Exercise goal
Tally up the lines where the string "الناس" appears; reply with the number only.

Records supplied
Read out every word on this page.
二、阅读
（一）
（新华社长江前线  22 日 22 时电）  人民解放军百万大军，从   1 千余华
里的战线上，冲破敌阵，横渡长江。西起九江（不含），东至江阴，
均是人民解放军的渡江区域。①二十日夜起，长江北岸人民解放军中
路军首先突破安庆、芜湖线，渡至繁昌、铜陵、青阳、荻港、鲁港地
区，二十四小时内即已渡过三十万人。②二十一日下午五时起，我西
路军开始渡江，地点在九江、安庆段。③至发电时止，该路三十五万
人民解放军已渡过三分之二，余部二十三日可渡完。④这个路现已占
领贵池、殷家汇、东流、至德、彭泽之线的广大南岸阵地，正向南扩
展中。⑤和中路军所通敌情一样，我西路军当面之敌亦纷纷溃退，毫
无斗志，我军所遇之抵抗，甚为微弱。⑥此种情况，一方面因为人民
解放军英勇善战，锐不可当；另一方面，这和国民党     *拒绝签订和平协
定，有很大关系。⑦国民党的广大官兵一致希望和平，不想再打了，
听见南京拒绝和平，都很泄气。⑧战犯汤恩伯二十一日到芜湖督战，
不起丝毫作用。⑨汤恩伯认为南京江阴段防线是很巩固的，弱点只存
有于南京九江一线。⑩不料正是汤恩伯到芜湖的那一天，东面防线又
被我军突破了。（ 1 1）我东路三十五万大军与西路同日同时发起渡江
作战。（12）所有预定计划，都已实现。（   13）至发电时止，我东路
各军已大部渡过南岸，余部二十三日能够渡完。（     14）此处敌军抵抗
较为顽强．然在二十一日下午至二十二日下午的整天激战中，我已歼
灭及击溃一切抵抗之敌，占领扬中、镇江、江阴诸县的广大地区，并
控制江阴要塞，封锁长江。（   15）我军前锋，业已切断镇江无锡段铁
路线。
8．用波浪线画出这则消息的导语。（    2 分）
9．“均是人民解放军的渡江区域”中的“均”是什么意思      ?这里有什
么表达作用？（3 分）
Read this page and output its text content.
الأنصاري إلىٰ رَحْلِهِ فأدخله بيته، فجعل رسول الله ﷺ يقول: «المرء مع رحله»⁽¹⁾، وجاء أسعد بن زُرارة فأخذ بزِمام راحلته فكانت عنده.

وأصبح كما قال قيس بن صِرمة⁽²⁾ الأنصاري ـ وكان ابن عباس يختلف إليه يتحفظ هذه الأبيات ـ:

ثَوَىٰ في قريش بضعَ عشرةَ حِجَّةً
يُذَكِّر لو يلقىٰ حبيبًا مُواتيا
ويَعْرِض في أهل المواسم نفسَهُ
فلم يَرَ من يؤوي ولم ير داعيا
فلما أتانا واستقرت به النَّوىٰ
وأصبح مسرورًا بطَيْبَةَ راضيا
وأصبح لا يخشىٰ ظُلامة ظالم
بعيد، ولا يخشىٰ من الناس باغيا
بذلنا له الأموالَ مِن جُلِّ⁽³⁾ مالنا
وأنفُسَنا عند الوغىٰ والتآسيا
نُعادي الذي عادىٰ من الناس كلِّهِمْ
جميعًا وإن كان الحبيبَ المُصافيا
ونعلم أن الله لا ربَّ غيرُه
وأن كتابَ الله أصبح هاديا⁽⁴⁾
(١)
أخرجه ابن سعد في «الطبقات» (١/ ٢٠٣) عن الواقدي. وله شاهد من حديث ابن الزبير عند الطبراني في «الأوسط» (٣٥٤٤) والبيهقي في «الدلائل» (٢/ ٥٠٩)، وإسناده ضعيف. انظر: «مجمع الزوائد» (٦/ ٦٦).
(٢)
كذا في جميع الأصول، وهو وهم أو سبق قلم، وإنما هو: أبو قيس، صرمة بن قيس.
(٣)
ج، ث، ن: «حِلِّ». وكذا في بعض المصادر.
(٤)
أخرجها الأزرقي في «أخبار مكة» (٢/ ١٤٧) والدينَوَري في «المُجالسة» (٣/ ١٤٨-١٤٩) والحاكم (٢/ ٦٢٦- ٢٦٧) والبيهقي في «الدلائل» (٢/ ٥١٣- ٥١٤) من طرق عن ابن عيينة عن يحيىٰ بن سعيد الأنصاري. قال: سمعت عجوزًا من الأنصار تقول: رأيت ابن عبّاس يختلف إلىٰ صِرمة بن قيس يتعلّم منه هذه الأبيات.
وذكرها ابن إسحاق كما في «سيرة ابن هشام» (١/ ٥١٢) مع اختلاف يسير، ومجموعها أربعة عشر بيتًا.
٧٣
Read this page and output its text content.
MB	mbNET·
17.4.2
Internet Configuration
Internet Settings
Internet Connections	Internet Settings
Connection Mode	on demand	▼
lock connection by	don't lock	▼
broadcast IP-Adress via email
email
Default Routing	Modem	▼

Answer in full
2